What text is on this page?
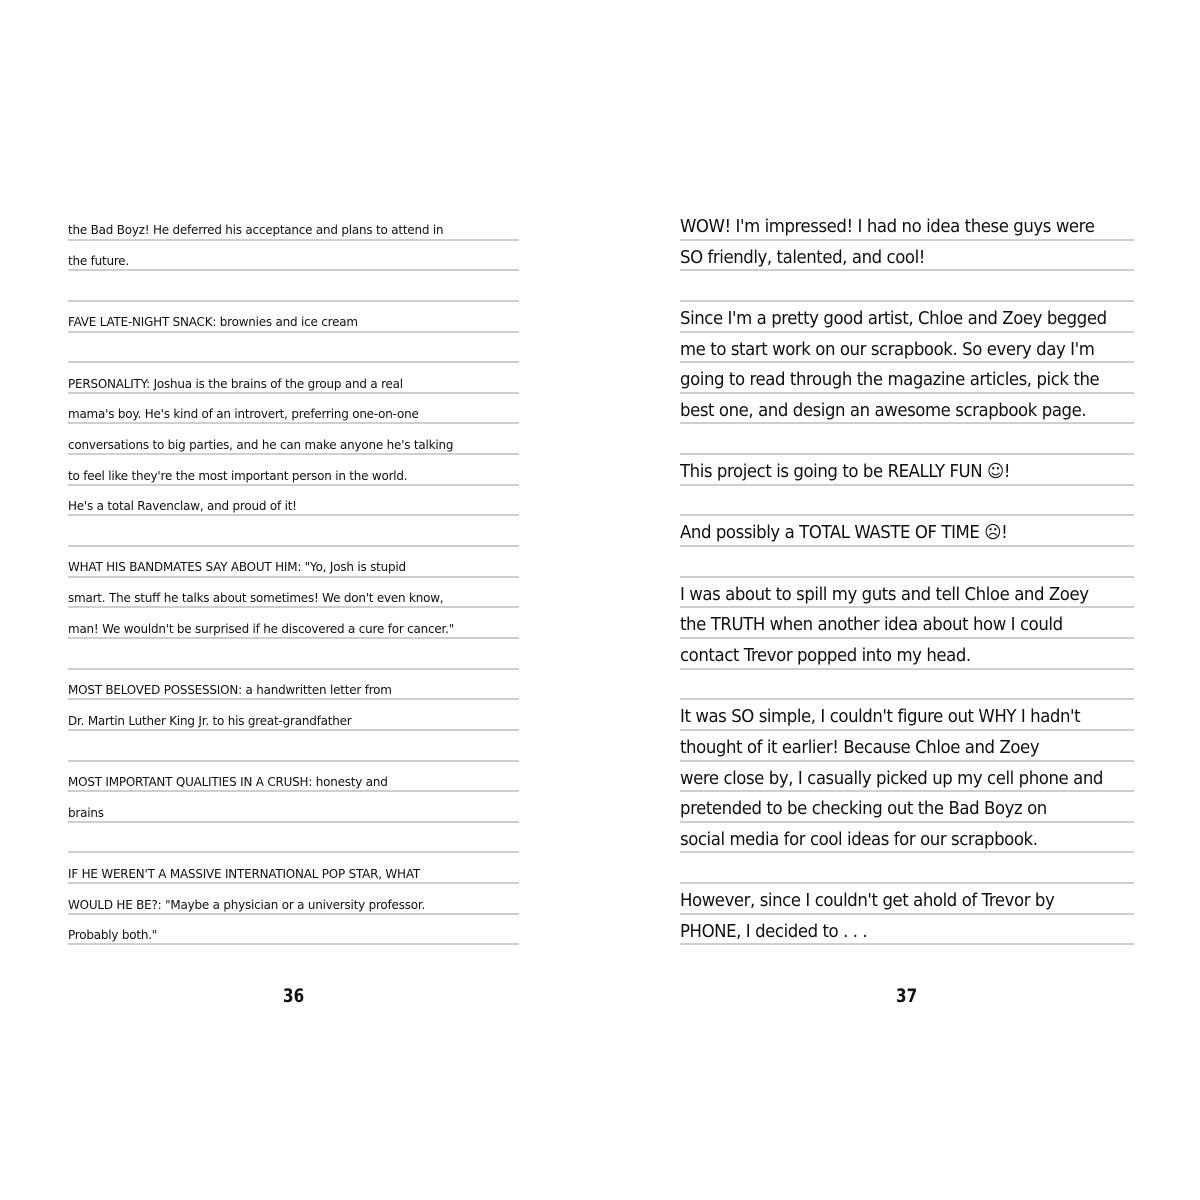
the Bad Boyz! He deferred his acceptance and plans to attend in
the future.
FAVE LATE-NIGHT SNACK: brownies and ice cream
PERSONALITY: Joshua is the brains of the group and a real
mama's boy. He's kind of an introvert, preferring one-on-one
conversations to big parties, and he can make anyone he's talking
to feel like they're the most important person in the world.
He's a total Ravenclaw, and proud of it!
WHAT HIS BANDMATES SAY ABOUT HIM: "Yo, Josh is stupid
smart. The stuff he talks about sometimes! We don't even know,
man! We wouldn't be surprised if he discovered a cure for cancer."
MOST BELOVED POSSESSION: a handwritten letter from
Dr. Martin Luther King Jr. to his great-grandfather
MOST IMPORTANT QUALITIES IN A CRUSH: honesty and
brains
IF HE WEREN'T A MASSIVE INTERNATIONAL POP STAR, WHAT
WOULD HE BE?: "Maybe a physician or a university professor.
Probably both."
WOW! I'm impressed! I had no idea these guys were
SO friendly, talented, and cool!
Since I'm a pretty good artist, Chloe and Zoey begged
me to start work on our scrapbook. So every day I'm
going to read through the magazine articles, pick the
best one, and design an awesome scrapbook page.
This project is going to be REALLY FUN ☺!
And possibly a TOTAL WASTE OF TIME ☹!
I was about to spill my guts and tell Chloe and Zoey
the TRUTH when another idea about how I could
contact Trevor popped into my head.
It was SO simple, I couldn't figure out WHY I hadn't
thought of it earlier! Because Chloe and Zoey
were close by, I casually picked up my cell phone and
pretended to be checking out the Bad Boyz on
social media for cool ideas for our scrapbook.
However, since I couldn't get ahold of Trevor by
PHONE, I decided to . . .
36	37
____
» **AIM OF THE EXERCISE**
Identify each line containing the string "scrapbook" and copy it out.

» **FULL ANSWER**
me to start work on our scrapbook. So every day I'm
best one, and design an awesome scrapbook page.
social media for cool ideas for our scrapbook.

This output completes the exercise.